(What you should do):
Nothing but the line with "Convert this screenshot" and the lines after it, through the end of the records below, is to be repeated, exactly as it is.

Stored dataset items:

** BEGIN **

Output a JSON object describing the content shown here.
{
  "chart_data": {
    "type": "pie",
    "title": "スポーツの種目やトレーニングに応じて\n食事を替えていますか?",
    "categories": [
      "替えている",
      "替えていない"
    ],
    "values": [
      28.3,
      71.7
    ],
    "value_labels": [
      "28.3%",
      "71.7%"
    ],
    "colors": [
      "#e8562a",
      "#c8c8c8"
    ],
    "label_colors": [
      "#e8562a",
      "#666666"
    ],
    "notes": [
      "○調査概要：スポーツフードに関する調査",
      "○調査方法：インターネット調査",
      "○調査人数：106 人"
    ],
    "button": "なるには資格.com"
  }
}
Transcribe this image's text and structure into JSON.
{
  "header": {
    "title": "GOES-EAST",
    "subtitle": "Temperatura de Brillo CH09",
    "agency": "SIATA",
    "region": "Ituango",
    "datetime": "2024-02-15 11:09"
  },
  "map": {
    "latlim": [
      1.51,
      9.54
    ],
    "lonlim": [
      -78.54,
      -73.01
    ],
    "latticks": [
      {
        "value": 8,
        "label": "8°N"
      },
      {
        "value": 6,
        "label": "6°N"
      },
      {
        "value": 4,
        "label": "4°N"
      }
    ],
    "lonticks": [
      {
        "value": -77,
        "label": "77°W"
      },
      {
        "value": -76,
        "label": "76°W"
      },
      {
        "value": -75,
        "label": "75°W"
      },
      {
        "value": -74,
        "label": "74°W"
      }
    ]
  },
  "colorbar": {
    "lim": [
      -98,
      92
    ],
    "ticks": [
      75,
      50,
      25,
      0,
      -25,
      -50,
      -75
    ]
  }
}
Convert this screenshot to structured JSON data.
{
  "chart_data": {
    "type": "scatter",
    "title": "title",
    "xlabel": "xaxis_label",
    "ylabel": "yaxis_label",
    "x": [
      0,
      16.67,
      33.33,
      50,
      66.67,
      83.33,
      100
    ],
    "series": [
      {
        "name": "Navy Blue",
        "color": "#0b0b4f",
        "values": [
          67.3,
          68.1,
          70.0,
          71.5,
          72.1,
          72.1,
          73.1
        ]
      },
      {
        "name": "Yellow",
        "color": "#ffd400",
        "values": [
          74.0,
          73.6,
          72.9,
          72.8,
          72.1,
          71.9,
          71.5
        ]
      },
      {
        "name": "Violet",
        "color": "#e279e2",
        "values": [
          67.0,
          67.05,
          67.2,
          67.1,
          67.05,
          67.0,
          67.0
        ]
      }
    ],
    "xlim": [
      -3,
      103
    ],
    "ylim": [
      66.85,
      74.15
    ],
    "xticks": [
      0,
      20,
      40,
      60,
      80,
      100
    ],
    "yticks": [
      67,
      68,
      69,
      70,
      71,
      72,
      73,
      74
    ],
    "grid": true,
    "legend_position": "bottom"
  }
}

** END **

(Task response):
Convert this screenshot to structured JSON data.
{
  "chart_data": {
    "type": "scatter",
    "title": "title",
    "xlabel": "xaxis_label",
    "ylabel": "yaxis_label",
    "x": [
      0,
      16.67,
      33.33,
      50,
      66.67,
      83.33,
      100
    ],
    "series": [
      {
        "name": "Navy Blue",
        "color": "#0b0b4f",
        "values": [
          67.3,
          68.1,
          70.0,
          71.5,
          72.1,
          72.1,
          73.1
        ]
      },
      {
        "name": "Yellow",
        "color": "#ffd400",
        "values": [
          74.0,
          73.6,
          72.9,
          72.8,
          72.1,
          71.9,
          71.5
        ]
      },
      {
        "name": "Violet",
        "color": "#e279e2",
        "values": [
          67.0,
          67.05,
          67.2,
          67.1,
          67.05,
          67.0,
          67.0
        ]
      }
    ],
    "xlim": [
      -3,
      103
    ],
    "ylim": [
      66.85,
      74.15
    ],
    "xticks": [
      0,
      20,
      40,
      60,
      80,
      100
    ],
    "yticks": [
      67,
      68,
      69,
      70,
      71,
      72,
      73,
      74
    ],
    "grid": true,
    "legend_position": "bottom"
  }
}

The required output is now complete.